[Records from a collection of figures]

-*-*-

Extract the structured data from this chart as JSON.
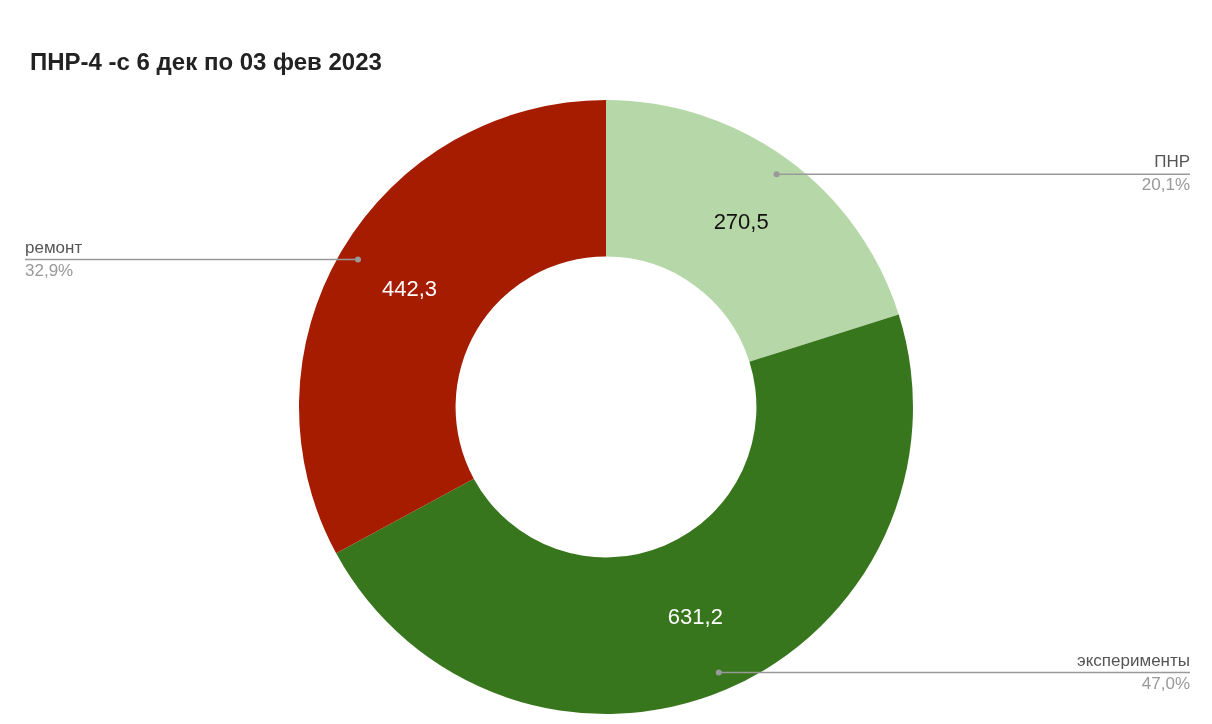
{
  "chart_data": {
    "type": "donut",
    "title": "ПНР-4 -с 6 дек по 03 фев 2023",
    "categories": [
      "ПНР",
      "эксперименты",
      "ремонт"
    ],
    "values": [
      270.5,
      631.2,
      442.3
    ],
    "colors": [
      "#b6d7a8",
      "#38761d",
      "#a61c00"
    ],
    "value_labels": [
      "270,5",
      "631,2",
      "442,3"
    ],
    "annotations": [
      {
        "text": "20,1%",
        "x": "ПНР"
      },
      {
        "text": "47,0%",
        "x": "эксперименты"
      },
      {
        "text": "32,9%",
        "x": "ремонт"
      }
    ],
    "legend": false
  }
}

-*-*-

PROBLEM REQUIREMENTS
Pictures stay out; reproduce every line of the records exactly.

REPLY
Extract the structured data from this chart as JSON.
{
  "chart_data": {
    "type": "donut",
    "title": "ПНР-4 -с 6 дек по 03 фев 2023",
    "categories": [
      "ПНР",
      "эксперименты",
      "ремонт"
    ],
    "values": [
      270.5,
      631.2,
      442.3
    ],
    "colors": [
      "#b6d7a8",
      "#38761d",
      "#a61c00"
    ],
    "value_labels": [
      "270,5",
      "631,2",
      "442,3"
    ],
    "annotations": [
      {
        "text": "20,1%",
        "x": "ПНР"
      },
      {
        "text": "47,0%",
        "x": "эксперименты"
      },
      {
        "text": "32,9%",
        "x": "ремонт"
      }
    ],
    "legend": false
  }
}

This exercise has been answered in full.